* EXERCISE DESCRIPTION: Pick out each line in these entries that contains the string "Alerts".

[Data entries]
--------------------
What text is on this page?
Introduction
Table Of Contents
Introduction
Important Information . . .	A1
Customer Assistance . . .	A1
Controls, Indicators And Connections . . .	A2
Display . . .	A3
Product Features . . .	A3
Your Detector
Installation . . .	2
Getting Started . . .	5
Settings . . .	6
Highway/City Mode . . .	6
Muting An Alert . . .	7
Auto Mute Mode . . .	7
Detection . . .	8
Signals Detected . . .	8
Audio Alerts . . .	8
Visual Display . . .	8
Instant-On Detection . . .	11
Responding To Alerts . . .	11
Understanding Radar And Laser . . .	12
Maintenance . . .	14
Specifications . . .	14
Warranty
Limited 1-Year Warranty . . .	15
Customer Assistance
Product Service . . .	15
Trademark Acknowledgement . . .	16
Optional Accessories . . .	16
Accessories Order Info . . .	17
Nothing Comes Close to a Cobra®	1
--------------------
* FINISHED EXERCISE:
Audio Alerts . . .	8
Responding To Alerts . . .	11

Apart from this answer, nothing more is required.